All of the data below should be written out exactly.

* Task material
-------------------------
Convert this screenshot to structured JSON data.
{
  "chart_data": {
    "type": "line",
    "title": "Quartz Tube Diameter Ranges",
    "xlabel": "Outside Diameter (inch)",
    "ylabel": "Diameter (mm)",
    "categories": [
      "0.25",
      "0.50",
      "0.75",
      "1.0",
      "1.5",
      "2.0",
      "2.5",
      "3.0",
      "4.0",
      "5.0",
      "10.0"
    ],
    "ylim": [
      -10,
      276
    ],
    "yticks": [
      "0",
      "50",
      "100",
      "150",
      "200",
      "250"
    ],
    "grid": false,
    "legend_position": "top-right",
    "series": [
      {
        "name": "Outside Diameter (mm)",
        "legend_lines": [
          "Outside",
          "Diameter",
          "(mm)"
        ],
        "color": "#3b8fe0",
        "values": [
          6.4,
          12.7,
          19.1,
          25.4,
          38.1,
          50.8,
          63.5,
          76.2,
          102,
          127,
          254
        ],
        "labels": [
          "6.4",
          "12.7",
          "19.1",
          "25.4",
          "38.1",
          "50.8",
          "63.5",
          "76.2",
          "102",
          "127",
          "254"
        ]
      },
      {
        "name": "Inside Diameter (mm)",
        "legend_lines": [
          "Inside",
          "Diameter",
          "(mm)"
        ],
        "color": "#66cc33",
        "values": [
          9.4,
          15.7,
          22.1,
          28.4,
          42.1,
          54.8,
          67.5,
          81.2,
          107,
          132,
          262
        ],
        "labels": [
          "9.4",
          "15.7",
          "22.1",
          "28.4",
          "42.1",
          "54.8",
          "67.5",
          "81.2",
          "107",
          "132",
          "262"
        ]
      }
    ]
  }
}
-------------------------
* Complete answer
Convert this screenshot to structured JSON data.
{
  "chart_data": {
    "type": "line",
    "title": "Quartz Tube Diameter Ranges",
    "xlabel": "Outside Diameter (inch)",
    "ylabel": "Diameter (mm)",
    "categories": [
      "0.25",
      "0.50",
      "0.75",
      "1.0",
      "1.5",
      "2.0",
      "2.5",
      "3.0",
      "4.0",
      "5.0",
      "10.0"
    ],
    "ylim": [
      -10,
      276
    ],
    "yticks": [
      "0",
      "50",
      "100",
      "150",
      "200",
      "250"
    ],
    "grid": false,
    "legend_position": "top-right",
    "series": [
      {
        "name": "Outside Diameter (mm)",
        "legend_lines": [
          "Outside",
          "Diameter",
          "(mm)"
        ],
        "color": "#3b8fe0",
        "values": [
          6.4,
          12.7,
          19.1,
          25.4,
          38.1,
          50.8,
          63.5,
          76.2,
          102,
          127,
          254
        ],
        "labels": [
          "6.4",
          "12.7",
          "19.1",
          "25.4",
          "38.1",
          "50.8",
          "63.5",
          "76.2",
          "102",
          "127",
          "254"
        ]
      },
      {
        "name": "Inside Diameter (mm)",
        "legend_lines": [
          "Inside",
          "Diameter",
          "(mm)"
        ],
        "color": "#66cc33",
        "values": [
          9.4,
          15.7,
          22.1,
          28.4,
          42.1,
          54.8,
          67.5,
          81.2,
          107,
          132,
          262
        ],
        "labels": [
          "9.4",
          "15.7",
          "22.1",
          "28.4",
          "42.1",
          "54.8",
          "67.5",
          "81.2",
          "107",
          "132",
          "262"
        ]
      }
    ]
  }
}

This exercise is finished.